*Task requirements*.
Retype all the records with nothing changed.

*Material*.
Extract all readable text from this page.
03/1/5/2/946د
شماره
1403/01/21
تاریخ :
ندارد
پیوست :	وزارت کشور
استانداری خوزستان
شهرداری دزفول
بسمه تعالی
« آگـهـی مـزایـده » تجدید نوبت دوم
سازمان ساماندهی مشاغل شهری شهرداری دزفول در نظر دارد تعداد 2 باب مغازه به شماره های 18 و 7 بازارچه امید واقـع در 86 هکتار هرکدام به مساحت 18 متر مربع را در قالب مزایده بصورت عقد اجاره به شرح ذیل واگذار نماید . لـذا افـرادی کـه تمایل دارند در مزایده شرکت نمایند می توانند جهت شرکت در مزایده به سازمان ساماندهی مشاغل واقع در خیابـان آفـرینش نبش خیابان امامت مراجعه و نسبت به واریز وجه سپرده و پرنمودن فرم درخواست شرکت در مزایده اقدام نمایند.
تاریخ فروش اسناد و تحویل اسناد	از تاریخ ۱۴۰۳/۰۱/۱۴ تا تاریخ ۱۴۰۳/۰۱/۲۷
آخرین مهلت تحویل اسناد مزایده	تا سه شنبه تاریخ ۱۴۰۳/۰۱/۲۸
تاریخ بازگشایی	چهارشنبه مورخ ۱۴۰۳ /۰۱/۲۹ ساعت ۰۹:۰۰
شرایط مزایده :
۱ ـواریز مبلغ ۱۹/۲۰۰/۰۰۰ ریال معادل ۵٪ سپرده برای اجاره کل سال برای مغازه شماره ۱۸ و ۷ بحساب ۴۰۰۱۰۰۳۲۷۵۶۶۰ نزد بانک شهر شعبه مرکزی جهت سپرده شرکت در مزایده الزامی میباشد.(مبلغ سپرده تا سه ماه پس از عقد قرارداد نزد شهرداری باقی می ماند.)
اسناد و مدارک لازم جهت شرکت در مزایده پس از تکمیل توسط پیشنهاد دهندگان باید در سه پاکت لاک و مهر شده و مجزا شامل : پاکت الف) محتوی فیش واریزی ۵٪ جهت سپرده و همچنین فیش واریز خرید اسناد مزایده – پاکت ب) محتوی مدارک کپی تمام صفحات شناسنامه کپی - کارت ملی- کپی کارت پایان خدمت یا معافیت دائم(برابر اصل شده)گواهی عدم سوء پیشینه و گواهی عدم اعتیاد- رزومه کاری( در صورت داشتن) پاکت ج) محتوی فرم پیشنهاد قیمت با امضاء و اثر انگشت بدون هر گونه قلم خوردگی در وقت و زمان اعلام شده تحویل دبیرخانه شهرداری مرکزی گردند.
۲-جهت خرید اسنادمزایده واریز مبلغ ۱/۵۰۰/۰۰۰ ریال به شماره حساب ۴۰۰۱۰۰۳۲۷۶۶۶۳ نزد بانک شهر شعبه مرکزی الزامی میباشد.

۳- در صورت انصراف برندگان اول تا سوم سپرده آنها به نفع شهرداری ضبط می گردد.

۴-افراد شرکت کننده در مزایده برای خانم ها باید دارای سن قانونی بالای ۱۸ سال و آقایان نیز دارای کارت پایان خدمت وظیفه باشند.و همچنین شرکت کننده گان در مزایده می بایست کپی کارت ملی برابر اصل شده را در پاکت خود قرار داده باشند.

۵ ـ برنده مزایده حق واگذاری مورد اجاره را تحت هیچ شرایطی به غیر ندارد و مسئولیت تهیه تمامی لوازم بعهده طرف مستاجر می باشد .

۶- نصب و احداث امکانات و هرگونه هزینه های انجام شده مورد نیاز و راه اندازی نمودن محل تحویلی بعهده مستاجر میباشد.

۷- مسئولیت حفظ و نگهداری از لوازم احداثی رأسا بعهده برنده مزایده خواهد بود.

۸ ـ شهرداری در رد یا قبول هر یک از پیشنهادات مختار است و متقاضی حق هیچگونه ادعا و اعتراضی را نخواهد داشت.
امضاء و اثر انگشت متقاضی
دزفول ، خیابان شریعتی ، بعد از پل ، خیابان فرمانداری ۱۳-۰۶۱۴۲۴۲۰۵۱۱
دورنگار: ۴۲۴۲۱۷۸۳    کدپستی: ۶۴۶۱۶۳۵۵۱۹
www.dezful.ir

*Solution to this exercise*.
Extract all readable text from this page.
03/1/5/2/946د
شماره
1403/01/21
تاریخ :
ندارد
پیوست :	وزارت کشور
استانداری خوزستان
شهرداری دزفول
بسمه تعالی
« آگـهـی مـزایـده » تجدید نوبت دوم
سازمان ساماندهی مشاغل شهری شهرداری دزفول در نظر دارد تعداد 2 باب مغازه به شماره های 18 و 7 بازارچه امید واقـع در 86 هکتار هرکدام به مساحت 18 متر مربع را در قالب مزایده بصورت عقد اجاره به شرح ذیل واگذار نماید . لـذا افـرادی کـه تمایل دارند در مزایده شرکت نمایند می توانند جهت شرکت در مزایده به سازمان ساماندهی مشاغل واقع در خیابـان آفـرینش نبش خیابان امامت مراجعه و نسبت به واریز وجه سپرده و پرنمودن فرم درخواست شرکت در مزایده اقدام نمایند.
تاریخ فروش اسناد و تحویل اسناد	از تاریخ ۱۴۰۳/۰۱/۱۴ تا تاریخ ۱۴۰۳/۰۱/۲۷
آخرین مهلت تحویل اسناد مزایده	تا سه شنبه تاریخ ۱۴۰۳/۰۱/۲۸
تاریخ بازگشایی	چهارشنبه مورخ ۱۴۰۳ /۰۱/۲۹ ساعت ۰۹:۰۰
شرایط مزایده :
۱ ـواریز مبلغ ۱۹/۲۰۰/۰۰۰ ریال معادل ۵٪ سپرده برای اجاره کل سال برای مغازه شماره ۱۸ و ۷ بحساب ۴۰۰۱۰۰۳۲۷۵۶۶۰ نزد بانک شهر شعبه مرکزی جهت سپرده شرکت در مزایده الزامی میباشد.(مبلغ سپرده تا سه ماه پس از عقد قرارداد نزد شهرداری باقی می ماند.)
اسناد و مدارک لازم جهت شرکت در مزایده پس از تکمیل توسط پیشنهاد دهندگان باید در سه پاکت لاک و مهر شده و مجزا شامل : پاکت الف) محتوی فیش واریزی ۵٪ جهت سپرده و همچنین فیش واریز خرید اسناد مزایده – پاکت ب) محتوی مدارک کپی تمام صفحات شناسنامه کپی - کارت ملی- کپی کارت پایان خدمت یا معافیت دائم(برابر اصل شده)گواهی عدم سوء پیشینه و گواهی عدم اعتیاد- رزومه کاری( در صورت داشتن) پاکت ج) محتوی فرم پیشنهاد قیمت با امضاء و اثر انگشت بدون هر گونه قلم خوردگی در وقت و زمان اعلام شده تحویل دبیرخانه شهرداری مرکزی گردند.
۲-جهت خرید اسنادمزایده واریز مبلغ ۱/۵۰۰/۰۰۰ ریال به شماره حساب ۴۰۰۱۰۰۳۲۷۶۶۶۳ نزد بانک شهر شعبه مرکزی الزامی میباشد.

۳- در صورت انصراف برندگان اول تا سوم سپرده آنها به نفع شهرداری ضبط می گردد.

۴-افراد شرکت کننده در مزایده برای خانم ها باید دارای سن قانونی بالای ۱۸ سال و آقایان نیز دارای کارت پایان خدمت وظیفه باشند.و همچنین شرکت کننده گان در مزایده می بایست کپی کارت ملی برابر اصل شده را در پاکت خود قرار داده باشند.

۵ ـ برنده مزایده حق واگذاری مورد اجاره را تحت هیچ شرایطی به غیر ندارد و مسئولیت تهیه تمامی لوازم بعهده طرف مستاجر می باشد .

۶- نصب و احداث امکانات و هرگونه هزینه های انجام شده مورد نیاز و راه اندازی نمودن محل تحویلی بعهده مستاجر میباشد.

۷- مسئولیت حفظ و نگهداری از لوازم احداثی رأسا بعهده برنده مزایده خواهد بود.

۸ ـ شهرداری در رد یا قبول هر یک از پیشنهادات مختار است و متقاضی حق هیچگونه ادعا و اعتراضی را نخواهد داشت.
امضاء و اثر انگشت متقاضی
دزفول ، خیابان شریعتی ، بعد از پل ، خیابان فرمانداری ۱۳-۰۶۱۴۲۴۲۰۵۱۱
دورنگار: ۴۲۴۲۱۷۸۳    کدپستی: ۶۴۶۱۶۳۵۵۱۹
www.dezful.ir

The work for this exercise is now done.